═════ Dataset records ═════
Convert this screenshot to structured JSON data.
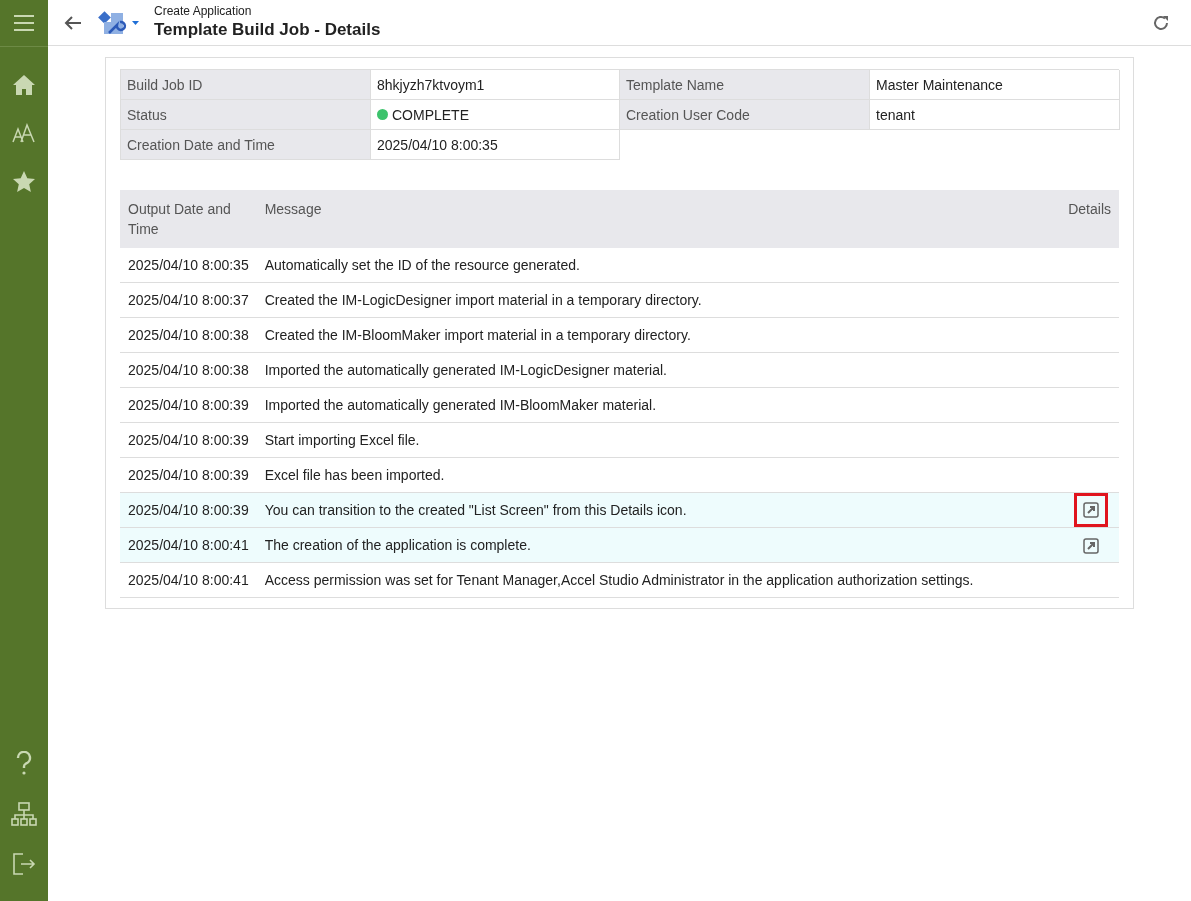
{
  "header": {
    "breadcrumb": "Create Application",
    "title": "Template Build Job - Details"
  },
  "info": [
    {
      "label": "Build Job ID",
      "value": "8hkjyzh7ktvoym1"
    },
    {
      "label": "Template Name",
      "value": "Master Maintenance"
    },
    {
      "label": "Status",
      "value": "COMPLETE",
      "color": "#3cc36c"
    },
    {
      "label": "Creation User Code",
      "value": "tenant"
    },
    {
      "label": "Creation Date and Time",
      "value": "2025/04/10 8:00:35"
    }
  ],
  "table": {
    "columns": [
      "Output Date and Time",
      "Message",
      "Details"
    ],
    "rows": [
      {
        "time": "2025/04/10 8:00:35",
        "message": "Automatically set the ID of the resource generated.",
        "details_link": false,
        "highlighted": false
      },
      {
        "time": "2025/04/10 8:00:37",
        "message": "Created the IM-LogicDesigner import material in a temporary directory.",
        "details_link": false,
        "highlighted": false
      },
      {
        "time": "2025/04/10 8:00:38",
        "message": "Created the IM-BloomMaker import material in a temporary directory.",
        "details_link": false,
        "highlighted": false
      },
      {
        "time": "2025/04/10 8:00:38",
        "message": "Imported the automatically generated IM-LogicDesigner material.",
        "details_link": false,
        "highlighted": false
      },
      {
        "time": "2025/04/10 8:00:39",
        "message": "Imported the automatically generated IM-BloomMaker material.",
        "details_link": false,
        "highlighted": false
      },
      {
        "time": "2025/04/10 8:00:39",
        "message": "Start importing Excel file.",
        "details_link": false,
        "highlighted": false
      },
      {
        "time": "2025/04/10 8:00:39",
        "message": "Excel file has been imported.",
        "details_link": false,
        "highlighted": false
      },
      {
        "time": "2025/04/10 8:00:39",
        "message": "You can transition to the created \"List Screen\" from this Details icon.",
        "details_link": true,
        "highlighted": true
      },
      {
        "time": "2025/04/10 8:00:41",
        "message": "The creation of the application is complete.",
        "details_link": true,
        "highlighted": false
      },
      {
        "time": "2025/04/10 8:00:41",
        "message": "Access permission was set for Tenant Manager,Accel Studio Administrator in the application authorization settings.",
        "details_link": false,
        "highlighted": false
      }
    ]
  }
}
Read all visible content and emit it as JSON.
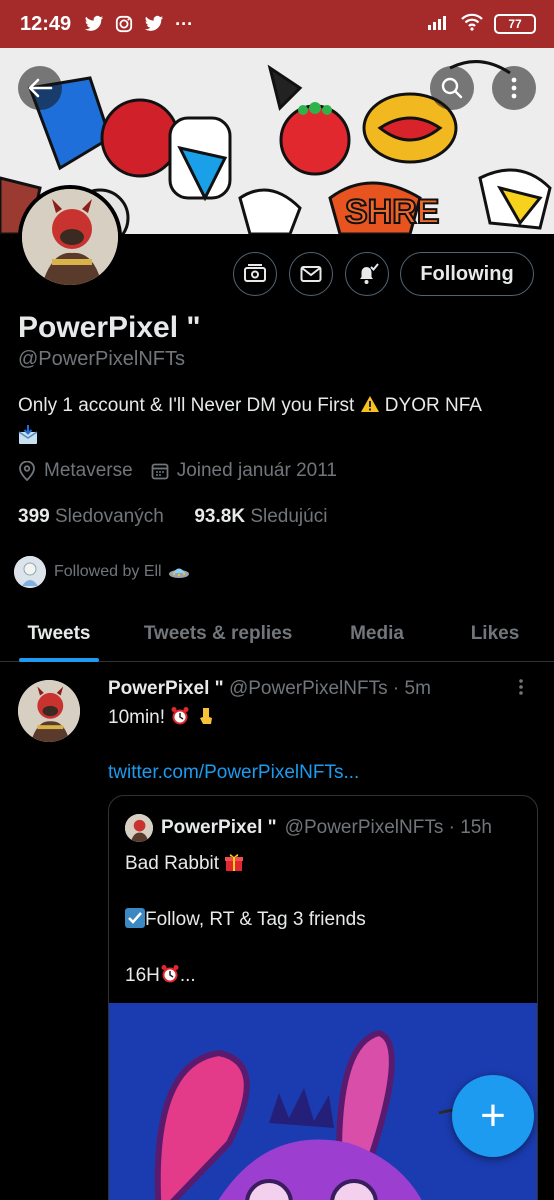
{
  "status_bar": {
    "time": "12:49",
    "battery": "77"
  },
  "profile": {
    "name": "PowerPixel \"",
    "handle": "@PowerPixelNFTs",
    "bio_text": "Only 1 account & I'll Never DM you First",
    "bio_tail": "DYOR NFA",
    "location": "Metaverse",
    "joined": "Joined január 2011",
    "following_count": "399",
    "following_label": "Sledovaných",
    "followers_count": "93.8K",
    "followers_label": "Sledujúci",
    "followed_by": "Followed by Ell",
    "follow_button": "Following"
  },
  "tabs": [
    {
      "label": "Tweets",
      "active": true
    },
    {
      "label": "Tweets & replies",
      "active": false
    },
    {
      "label": "Media",
      "active": false
    },
    {
      "label": "Likes",
      "active": false
    }
  ],
  "tweet": {
    "author_name": "PowerPixel \"",
    "author_handle": "@PowerPixelNFTs",
    "time": "· 5m",
    "text": "10min!",
    "link": "twitter.com/PowerPixelNFTs...",
    "quote": {
      "author_name": "PowerPixel \"",
      "author_handle": "@PowerPixelNFTs",
      "time": "· 15h",
      "line1": "Bad Rabbit",
      "line2": "Follow, RT & Tag 3 friends",
      "line3": "16H",
      "line3_tail": "..."
    }
  },
  "fab_label": "+",
  "colors": {
    "accent": "#1d9bf0",
    "status_bar": "#a52a2a",
    "background": "#000000"
  }
}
═════
◆ Exercise directions:
How many lines in these records hold the string "true"? Reply with the number alone.

◆ Right answer:
4